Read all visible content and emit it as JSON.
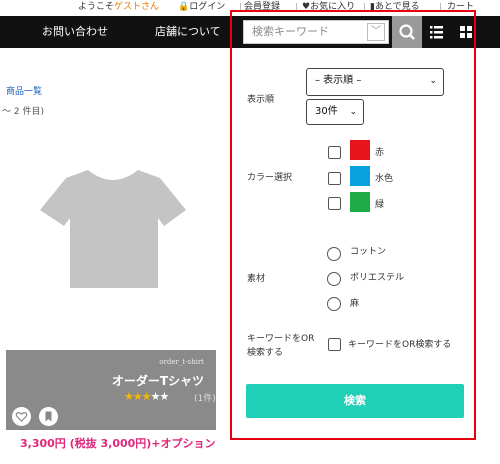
{
  "topbar": {
    "welcome_prefix": "ようこそ",
    "welcome_guest": "ゲストさん",
    "login": "ログイン",
    "register": "会員登録",
    "favorites": "お気に入り",
    "later": "あとで見る",
    "cart": "カート"
  },
  "nav": {
    "contact": "お問い合わせ",
    "store": "店舗について",
    "search_placeholder": "検索キーワード",
    "search_caret": "﹀"
  },
  "listing": {
    "products_link": "商品一覧",
    "count_text": "～ 2 件目)"
  },
  "card": {
    "sku": "order_t-shirt",
    "name": "オーダーTシャツ",
    "rating": 3,
    "rating_max": 5,
    "reviews": "(1件)",
    "price": "3,300円 (税抜 3,000円)+オプション"
  },
  "panel": {
    "sort_label": "表示順",
    "sort_value": "– 表示順 –",
    "per_page_value": "30件",
    "color_label": "カラー選択",
    "colors": [
      {
        "name": "赤",
        "hex": "#e8141c"
      },
      {
        "name": "水色",
        "hex": "#0aa0e0"
      },
      {
        "name": "緑",
        "hex": "#1faa48"
      }
    ],
    "material_label": "素材",
    "materials": [
      "コットン",
      "ポリエステル",
      "麻"
    ],
    "or_label_line1": "キーワードをOR",
    "or_label_line2": "検索する",
    "or_checkbox_text": "キーワードをOR検索する",
    "search_button": "検索"
  },
  "colors": {
    "accent": "#1fcfb6",
    "highlight_border": "#e60012",
    "price": "#e0267a",
    "guest": "#e07a00"
  }
}
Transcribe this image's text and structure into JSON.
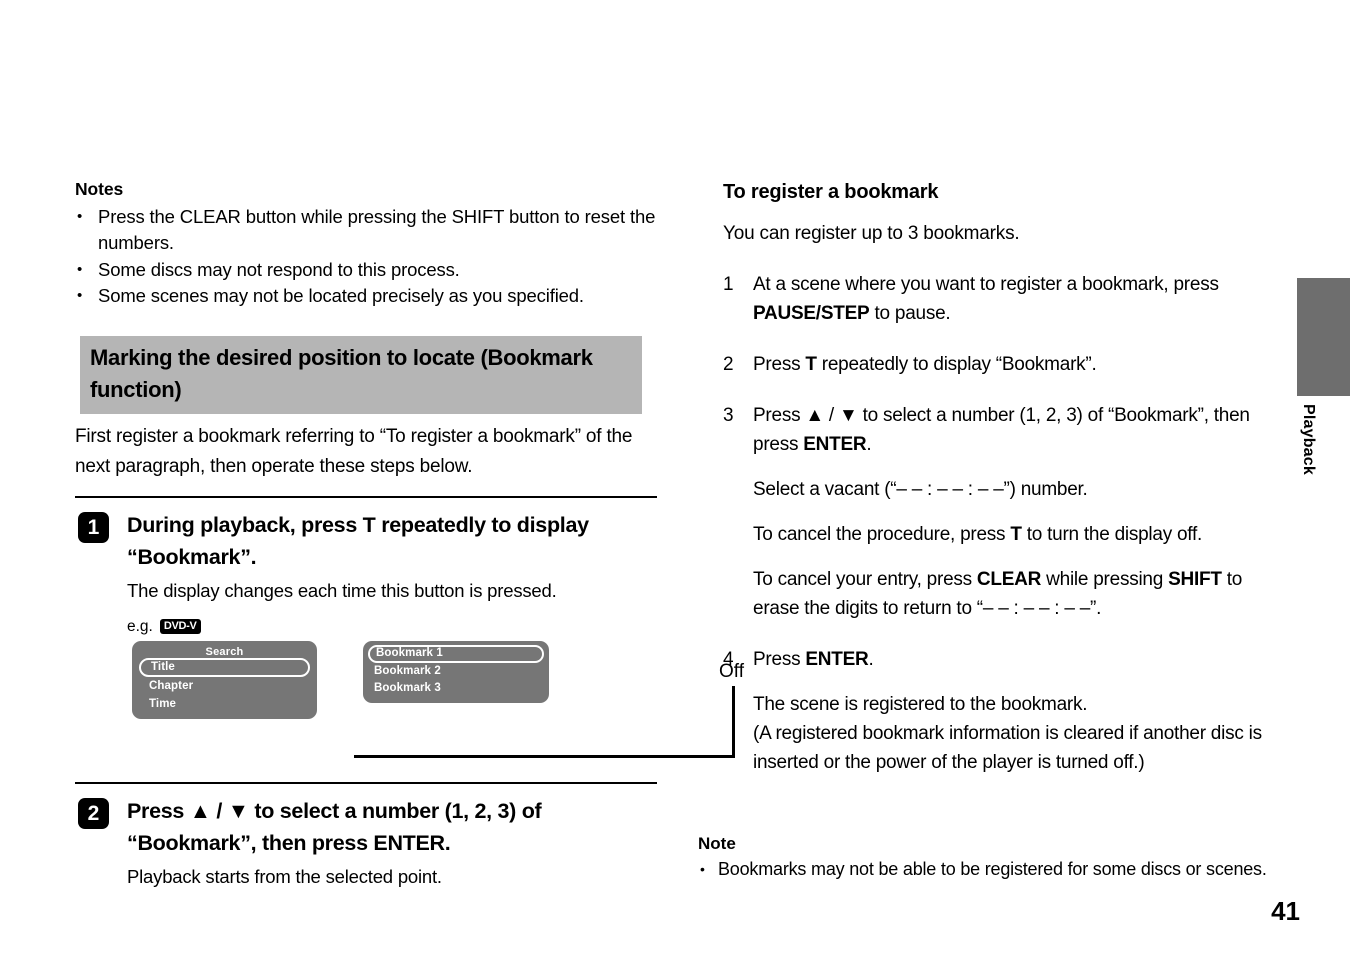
{
  "left_column": {
    "notes": {
      "heading": "Notes",
      "items": [
        "Press the CLEAR button while pressing the SHIFT button to reset the numbers.",
        "Some discs may not respond to this process.",
        "Some scenes may not be located precisely as you specified."
      ],
      "bullet_glyph": "•"
    },
    "section_heading": "Marking the desired position to locate (Bookmark function)",
    "intro_paragraph": "First register a bookmark referring to “To register a bookmark” of the next paragraph, then operate these steps below.",
    "steps": [
      {
        "number": "1",
        "title": "During playback, press T repeatedly to display “Bookmark”.",
        "sub": "The display changes each time this button is pressed."
      },
      {
        "number": "2",
        "title": "Press ▲ / ▼ to select a number (1, 2, 3) of “Bookmark”, then press ENTER.",
        "sub": "Playback starts from the selected point."
      }
    ],
    "diagram": {
      "eg_label": "e.g.",
      "disc_badge": "DVD-V",
      "search_menu": {
        "title": "Search",
        "items": [
          "Title",
          "Chapter",
          "Time"
        ],
        "selected": "Title"
      },
      "bookmark_menu": {
        "items": [
          "Bookmark 1",
          "Bookmark 2",
          "Bookmark 3"
        ],
        "selected": "Bookmark 1"
      },
      "off_label": "Off"
    }
  },
  "right_column": {
    "heading": "To register a bookmark",
    "intro": "You can register up to 3 bookmarks.",
    "steps": [
      {
        "number": "1",
        "lines": [
          "At a scene where you want to register a bookmark, press PAUSE/STEP to pause."
        ]
      },
      {
        "number": "2",
        "lines": [
          "Press T repeatedly to display “Bookmark”."
        ]
      },
      {
        "number": "3",
        "lines": [
          "Press ▲ / ▼ to select a number (1, 2, 3) of “Bookmark”, then press ENTER.",
          "Select a vacant (“– – : – – : – –”) number.",
          "To cancel the procedure, press T to turn the display off.",
          "To cancel your entry, press CLEAR while pressing SHIFT to erase the digits to return to “– – : – – : – –”."
        ]
      },
      {
        "number": "4",
        "lines": [
          "Press ENTER.",
          "The scene is registered to the bookmark.",
          "(A registered bookmark information is cleared if another disc is inserted or the power of the player is turned off.)"
        ]
      }
    ],
    "note": {
      "heading": "Note",
      "items": [
        "Bookmarks may not be able to be registered for some discs or scenes."
      ],
      "bullet_glyph": "•"
    }
  },
  "side_tab": {
    "label": "Playback",
    "color": "#6e6e6e"
  },
  "page_number": "41",
  "colors": {
    "section_heading_bg": "#b5b5b5",
    "osd_bg": "#767676",
    "side_tab": "#6e6e6e"
  }
}
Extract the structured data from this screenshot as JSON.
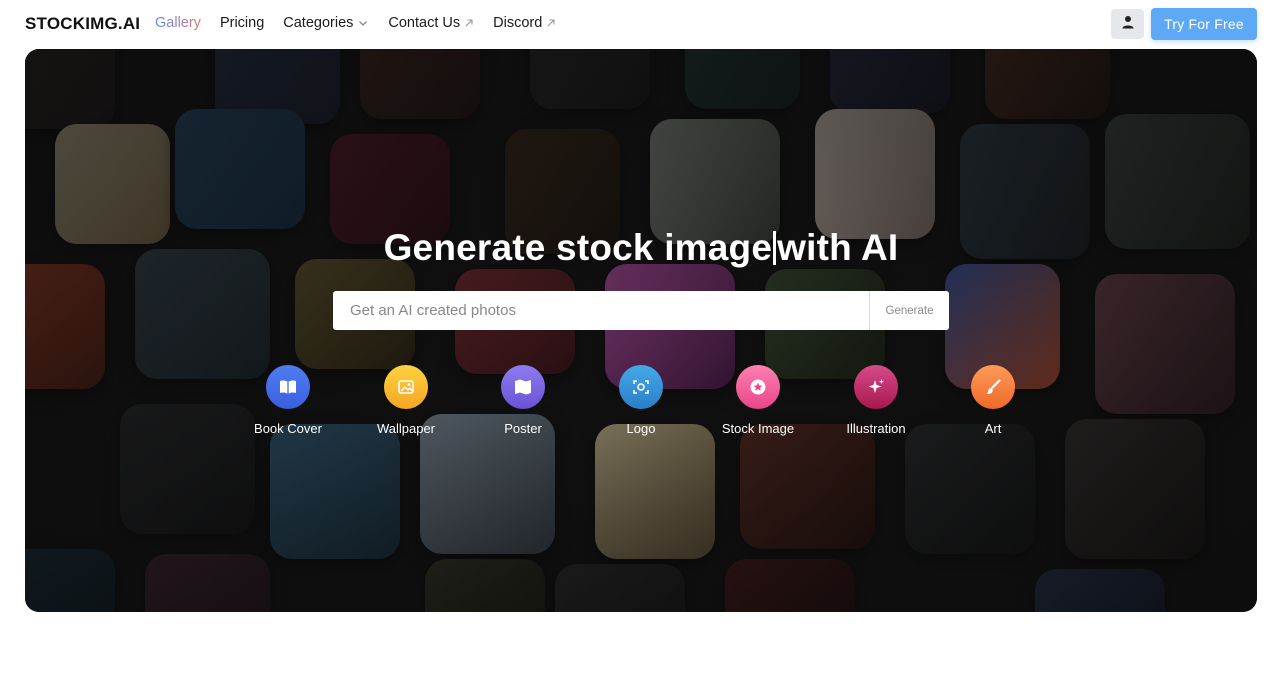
{
  "header": {
    "logo": "STOCKIMG.AI",
    "nav": [
      {
        "label": "Gallery",
        "icon": null
      },
      {
        "label": "Pricing",
        "icon": null
      },
      {
        "label": "Categories",
        "icon": "chevron-down-icon"
      },
      {
        "label": "Contact Us",
        "icon": "external-link-icon"
      },
      {
        "label": "Discord",
        "icon": "external-link-icon"
      }
    ],
    "user_icon": "user-icon",
    "cta_label": "Try For Free"
  },
  "hero": {
    "headline_before_caret": "Generate stock image",
    "headline_after_caret": "with AI",
    "search": {
      "placeholder": "Get an AI created photos",
      "value": ""
    },
    "generate_label": "Generate",
    "categories": [
      {
        "label": "Book Cover",
        "icon": "book-icon",
        "color_from": "#4f7df0",
        "color_to": "#3b5fe0"
      },
      {
        "label": "Wallpaper",
        "icon": "image-icon",
        "color_from": "#ffd23f",
        "color_to": "#f5a623"
      },
      {
        "label": "Poster",
        "icon": "map-icon",
        "color_from": "#8e7cf0",
        "color_to": "#6a52d6"
      },
      {
        "label": "Logo",
        "icon": "focus-icon",
        "color_from": "#46a8e8",
        "color_to": "#2a7fc8"
      },
      {
        "label": "Stock Image",
        "icon": "star-icon",
        "color_from": "#ff7fb0",
        "color_to": "#e8478a"
      },
      {
        "label": "Illustration",
        "icon": "sparkles-icon",
        "color_from": "#d64b8a",
        "color_to": "#a8184e"
      },
      {
        "label": "Art",
        "icon": "brush-icon",
        "color_from": "#ff9a5a",
        "color_to": "#f06a2a"
      }
    ]
  },
  "colors": {
    "cta": "#5ea9f5",
    "gallery_gradient": [
      "#5b8def",
      "#d07a6a"
    ]
  }
}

**What you have to do:** Reproduce the material above in full, exactly, with no images.

**Task solution:**
Read all visible content and emit it as JSON.
{
  "topbar": {
    "welcome_prefix": "ようこそ",
    "welcome_guest": "ゲストさん",
    "login": "ログイン",
    "register": "会員登録",
    "favorites": "お気に入り",
    "later": "あとで見る",
    "cart": "カート"
  },
  "nav": {
    "contact": "お問い合わせ",
    "store": "店舗について",
    "search_placeholder": "検索キーワード",
    "search_caret": "﹀"
  },
  "listing": {
    "products_link": "商品一覧",
    "count_text": "～ 2 件目)"
  },
  "card": {
    "sku": "order_t-shirt",
    "name": "オーダーTシャツ",
    "rating": 3,
    "rating_max": 5,
    "reviews": "(1件)",
    "price": "3,300円 (税抜 3,000円)+オプション"
  },
  "panel": {
    "sort_label": "表示順",
    "sort_value": "– 表示順 –",
    "per_page_value": "30件",
    "color_label": "カラー選択",
    "colors": [
      {
        "name": "赤",
        "hex": "#e8141c"
      },
      {
        "name": "水色",
        "hex": "#0aa0e0"
      },
      {
        "name": "緑",
        "hex": "#1faa48"
      }
    ],
    "material_label": "素材",
    "materials": [
      "コットン",
      "ポリエステル",
      "麻"
    ],
    "or_label_line1": "キーワードをOR",
    "or_label_line2": "検索する",
    "or_checkbox_text": "キーワードをOR検索する",
    "search_button": "検索"
  },
  "colors": {
    "accent": "#1fcfb6",
    "highlight_border": "#e60012",
    "price": "#e0267a",
    "guest": "#e07a00"
  }
}
Transcribe this image's text and structure into JSON.
{
  "left_column": {
    "notes": {
      "heading": "Notes",
      "items": [
        "Press the CLEAR button while pressing the SHIFT button to reset the numbers.",
        "Some discs may not respond to this process.",
        "Some scenes may not be located precisely as you specified."
      ],
      "bullet_glyph": "•"
    },
    "section_heading": "Marking the desired position to locate (Bookmark function)",
    "intro_paragraph": "First register a bookmark referring to “To register a bookmark” of the next paragraph, then operate these steps below.",
    "steps": [
      {
        "number": "1",
        "title": "During playback, press T repeatedly to display “Bookmark”.",
        "sub": "The display changes each time this button is pressed."
      },
      {
        "number": "2",
        "title": "Press ▲ / ▼ to select a number (1, 2, 3) of “Bookmark”, then press ENTER.",
        "sub": "Playback starts from the selected point."
      }
    ],
    "diagram": {
      "eg_label": "e.g.",
      "disc_badge": "DVD-V",
      "search_menu": {
        "title": "Search",
        "items": [
          "Title",
          "Chapter",
          "Time"
        ],
        "selected": "Title"
      },
      "bookmark_menu": {
        "items": [
          "Bookmark 1",
          "Bookmark 2",
          "Bookmark 3"
        ],
        "selected": "Bookmark 1"
      },
      "off_label": "Off"
    }
  },
  "right_column": {
    "heading": "To register a bookmark",
    "intro": "You can register up to 3 bookmarks.",
    "steps": [
      {
        "number": "1",
        "lines": [
          "At a scene where you want to register a bookmark, press PAUSE/STEP to pause."
        ]
      },
      {
        "number": "2",
        "lines": [
          "Press T repeatedly to display “Bookmark”."
        ]
      },
      {
        "number": "3",
        "lines": [
          "Press ▲ / ▼ to select a number (1, 2, 3) of “Bookmark”, then press ENTER.",
          "Select a vacant (“– – : – – : – –”) number.",
          "To cancel the procedure, press T to turn the display off.",
          "To cancel your entry, press CLEAR while pressing SHIFT to erase the digits to return to “– – : – – : – –”."
        ]
      },
      {
        "number": "4",
        "lines": [
          "Press ENTER.",
          "The scene is registered to the bookmark.",
          "(A registered bookmark information is cleared if another disc is inserted or the power of the player is turned off.)"
        ]
      }
    ],
    "note": {
      "heading": "Note",
      "items": [
        "Bookmarks may not be able to be registered for some discs or scenes."
      ],
      "bullet_glyph": "•"
    }
  },
  "side_tab": {
    "label": "Playback",
    "color": "#6e6e6e"
  },
  "page_number": "41",
  "colors": {
    "section_heading_bg": "#b5b5b5",
    "osd_bg": "#767676",
    "side_tab": "#6e6e6e"
  }
}
Extract the structured data from this screenshot as JSON.
{
  "header": {
    "logo": "STOCKIMG.AI",
    "nav": [
      {
        "label": "Gallery",
        "icon": null
      },
      {
        "label": "Pricing",
        "icon": null
      },
      {
        "label": "Categories",
        "icon": "chevron-down-icon"
      },
      {
        "label": "Contact Us",
        "icon": "external-link-icon"
      },
      {
        "label": "Discord",
        "icon": "external-link-icon"
      }
    ],
    "user_icon": "user-icon",
    "cta_label": "Try For Free"
  },
  "hero": {
    "headline_before_caret": "Generate stock image",
    "headline_after_caret": "with AI",
    "search": {
      "placeholder": "Get an AI created photos",
      "value": ""
    },
    "generate_label": "Generate",
    "categories": [
      {
        "label": "Book Cover",
        "icon": "book-icon",
        "color_from": "#4f7df0",
        "color_to": "#3b5fe0"
      },
      {
        "label": "Wallpaper",
        "icon": "image-icon",
        "color_from": "#ffd23f",
        "color_to": "#f5a623"
      },
      {
        "label": "Poster",
        "icon": "map-icon",
        "color_from": "#8e7cf0",
        "color_to": "#6a52d6"
      },
      {
        "label": "Logo",
        "icon": "focus-icon",
        "color_from": "#46a8e8",
        "color_to": "#2a7fc8"
      },
      {
        "label": "Stock Image",
        "icon": "star-icon",
        "color_from": "#ff7fb0",
        "color_to": "#e8478a"
      },
      {
        "label": "Illustration",
        "icon": "sparkles-icon",
        "color_from": "#d64b8a",
        "color_to": "#a8184e"
      },
      {
        "label": "Art",
        "icon": "brush-icon",
        "color_from": "#ff9a5a",
        "color_to": "#f06a2a"
      }
    ]
  },
  "colors": {
    "cta": "#5ea9f5",
    "gallery_gradient": [
      "#5b8def",
      "#d07a6a"
    ]
  }
}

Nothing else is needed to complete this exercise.